▸ WORK TO COMPLETE:
Copy out all the entries exactly.

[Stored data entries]
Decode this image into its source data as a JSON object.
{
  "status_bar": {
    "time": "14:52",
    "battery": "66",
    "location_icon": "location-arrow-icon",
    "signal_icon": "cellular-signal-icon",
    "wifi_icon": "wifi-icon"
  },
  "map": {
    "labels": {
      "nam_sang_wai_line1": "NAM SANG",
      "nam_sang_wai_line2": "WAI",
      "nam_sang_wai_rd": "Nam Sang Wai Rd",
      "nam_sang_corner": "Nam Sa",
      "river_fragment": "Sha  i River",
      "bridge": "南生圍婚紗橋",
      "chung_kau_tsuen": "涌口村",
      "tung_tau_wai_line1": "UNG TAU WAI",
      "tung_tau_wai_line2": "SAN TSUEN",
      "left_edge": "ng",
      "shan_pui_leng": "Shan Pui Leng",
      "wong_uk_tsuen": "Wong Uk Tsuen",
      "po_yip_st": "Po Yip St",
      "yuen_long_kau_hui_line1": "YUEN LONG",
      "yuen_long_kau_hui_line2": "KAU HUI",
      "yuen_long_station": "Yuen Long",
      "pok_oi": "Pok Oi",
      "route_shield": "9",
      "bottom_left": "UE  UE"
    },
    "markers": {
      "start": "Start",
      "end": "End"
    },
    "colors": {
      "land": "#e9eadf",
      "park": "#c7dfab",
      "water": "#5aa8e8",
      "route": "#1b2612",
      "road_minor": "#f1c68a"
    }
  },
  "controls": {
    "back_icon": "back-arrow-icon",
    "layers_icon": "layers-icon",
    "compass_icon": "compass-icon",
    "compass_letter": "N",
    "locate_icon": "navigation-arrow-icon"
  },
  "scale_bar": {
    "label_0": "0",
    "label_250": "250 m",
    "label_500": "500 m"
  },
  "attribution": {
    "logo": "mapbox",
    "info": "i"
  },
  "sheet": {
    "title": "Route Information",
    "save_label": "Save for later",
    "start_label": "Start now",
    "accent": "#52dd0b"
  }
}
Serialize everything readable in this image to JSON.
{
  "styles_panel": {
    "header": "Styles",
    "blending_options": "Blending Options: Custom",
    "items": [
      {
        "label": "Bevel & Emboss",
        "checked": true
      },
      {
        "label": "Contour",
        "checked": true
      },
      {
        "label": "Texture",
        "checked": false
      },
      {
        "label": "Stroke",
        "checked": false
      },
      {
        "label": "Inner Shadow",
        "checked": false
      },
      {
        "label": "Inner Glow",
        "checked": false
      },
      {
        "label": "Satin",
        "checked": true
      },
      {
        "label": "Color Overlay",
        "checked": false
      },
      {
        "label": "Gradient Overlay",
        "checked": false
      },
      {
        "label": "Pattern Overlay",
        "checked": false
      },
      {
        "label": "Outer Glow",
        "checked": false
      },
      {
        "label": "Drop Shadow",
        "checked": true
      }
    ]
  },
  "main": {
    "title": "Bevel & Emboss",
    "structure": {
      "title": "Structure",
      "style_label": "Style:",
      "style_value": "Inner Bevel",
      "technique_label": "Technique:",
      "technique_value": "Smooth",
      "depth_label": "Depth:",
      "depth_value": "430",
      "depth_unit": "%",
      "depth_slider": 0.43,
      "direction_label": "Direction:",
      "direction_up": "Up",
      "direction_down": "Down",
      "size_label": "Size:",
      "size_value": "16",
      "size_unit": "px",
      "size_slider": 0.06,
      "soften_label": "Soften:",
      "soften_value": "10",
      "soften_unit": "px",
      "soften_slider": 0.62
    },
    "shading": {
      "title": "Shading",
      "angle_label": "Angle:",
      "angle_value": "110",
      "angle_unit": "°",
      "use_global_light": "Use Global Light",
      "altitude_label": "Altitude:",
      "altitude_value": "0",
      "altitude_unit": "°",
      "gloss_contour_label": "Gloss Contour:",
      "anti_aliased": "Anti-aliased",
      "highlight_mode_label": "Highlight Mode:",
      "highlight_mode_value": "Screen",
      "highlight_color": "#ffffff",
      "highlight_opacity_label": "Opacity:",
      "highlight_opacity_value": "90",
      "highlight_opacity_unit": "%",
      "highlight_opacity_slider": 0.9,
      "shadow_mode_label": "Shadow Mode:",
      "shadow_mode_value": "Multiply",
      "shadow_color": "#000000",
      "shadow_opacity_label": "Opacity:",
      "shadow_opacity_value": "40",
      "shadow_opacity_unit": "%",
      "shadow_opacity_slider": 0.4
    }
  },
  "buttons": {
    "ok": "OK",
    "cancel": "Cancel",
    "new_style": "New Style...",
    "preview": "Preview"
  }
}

▸ WRITTEN RESPONSE:
Decode this image into its source data as a JSON object.
{
  "status_bar": {
    "time": "14:52",
    "battery": "66",
    "location_icon": "location-arrow-icon",
    "signal_icon": "cellular-signal-icon",
    "wifi_icon": "wifi-icon"
  },
  "map": {
    "labels": {
      "nam_sang_wai_line1": "NAM SANG",
      "nam_sang_wai_line2": "WAI",
      "nam_sang_wai_rd": "Nam Sang Wai Rd",
      "nam_sang_corner": "Nam Sa",
      "river_fragment": "Sha  i River",
      "bridge": "南生圍婚紗橋",
      "chung_kau_tsuen": "涌口村",
      "tung_tau_wai_line1": "UNG TAU WAI",
      "tung_tau_wai_line2": "SAN TSUEN",
      "left_edge": "ng",
      "shan_pui_leng": "Shan Pui Leng",
      "wong_uk_tsuen": "Wong Uk Tsuen",
      "po_yip_st": "Po Yip St",
      "yuen_long_kau_hui_line1": "YUEN LONG",
      "yuen_long_kau_hui_line2": "KAU HUI",
      "yuen_long_station": "Yuen Long",
      "pok_oi": "Pok Oi",
      "route_shield": "9",
      "bottom_left": "UE  UE"
    },
    "markers": {
      "start": "Start",
      "end": "End"
    },
    "colors": {
      "land": "#e9eadf",
      "park": "#c7dfab",
      "water": "#5aa8e8",
      "route": "#1b2612",
      "road_minor": "#f1c68a"
    }
  },
  "controls": {
    "back_icon": "back-arrow-icon",
    "layers_icon": "layers-icon",
    "compass_icon": "compass-icon",
    "compass_letter": "N",
    "locate_icon": "navigation-arrow-icon"
  },
  "scale_bar": {
    "label_0": "0",
    "label_250": "250 m",
    "label_500": "500 m"
  },
  "attribution": {
    "logo": "mapbox",
    "info": "i"
  },
  "sheet": {
    "title": "Route Information",
    "save_label": "Save for later",
    "start_label": "Start now",
    "accent": "#52dd0b"
  }
}
Serialize everything readable in this image to JSON.
{
  "styles_panel": {
    "header": "Styles",
    "blending_options": "Blending Options: Custom",
    "items": [
      {
        "label": "Bevel & Emboss",
        "checked": true
      },
      {
        "label": "Contour",
        "checked": true
      },
      {
        "label": "Texture",
        "checked": false
      },
      {
        "label": "Stroke",
        "checked": false
      },
      {
        "label": "Inner Shadow",
        "checked": false
      },
      {
        "label": "Inner Glow",
        "checked": false
      },
      {
        "label": "Satin",
        "checked": true
      },
      {
        "label": "Color Overlay",
        "checked": false
      },
      {
        "label": "Gradient Overlay",
        "checked": false
      },
      {
        "label": "Pattern Overlay",
        "checked": false
      },
      {
        "label": "Outer Glow",
        "checked": false
      },
      {
        "label": "Drop Shadow",
        "checked": true
      }
    ]
  },
  "main": {
    "title": "Bevel & Emboss",
    "structure": {
      "title": "Structure",
      "style_label": "Style:",
      "style_value": "Inner Bevel",
      "technique_label": "Technique:",
      "technique_value": "Smooth",
      "depth_label": "Depth:",
      "depth_value": "430",
      "depth_unit": "%",
      "depth_slider": 0.43,
      "direction_label": "Direction:",
      "direction_up": "Up",
      "direction_down": "Down",
      "size_label": "Size:",
      "size_value": "16",
      "size_unit": "px",
      "size_slider": 0.06,
      "soften_label": "Soften:",
      "soften_value": "10",
      "soften_unit": "px",
      "soften_slider": 0.62
    },
    "shading": {
      "title": "Shading",
      "angle_label": "Angle:",
      "angle_value": "110",
      "angle_unit": "°",
      "use_global_light": "Use Global Light",
      "altitude_label": "Altitude:",
      "altitude_value": "0",
      "altitude_unit": "°",
      "gloss_contour_label": "Gloss Contour:",
      "anti_aliased": "Anti-aliased",
      "highlight_mode_label": "Highlight Mode:",
      "highlight_mode_value": "Screen",
      "highlight_color": "#ffffff",
      "highlight_opacity_label": "Opacity:",
      "highlight_opacity_value": "90",
      "highlight_opacity_unit": "%",
      "highlight_opacity_slider": 0.9,
      "shadow_mode_label": "Shadow Mode:",
      "shadow_mode_value": "Multiply",
      "shadow_color": "#000000",
      "shadow_opacity_label": "Opacity:",
      "shadow_opacity_value": "40",
      "shadow_opacity_unit": "%",
      "shadow_opacity_slider": 0.4
    }
  },
  "buttons": {
    "ok": "OK",
    "cancel": "Cancel",
    "new_style": "New Style...",
    "preview": "Preview"
  }
}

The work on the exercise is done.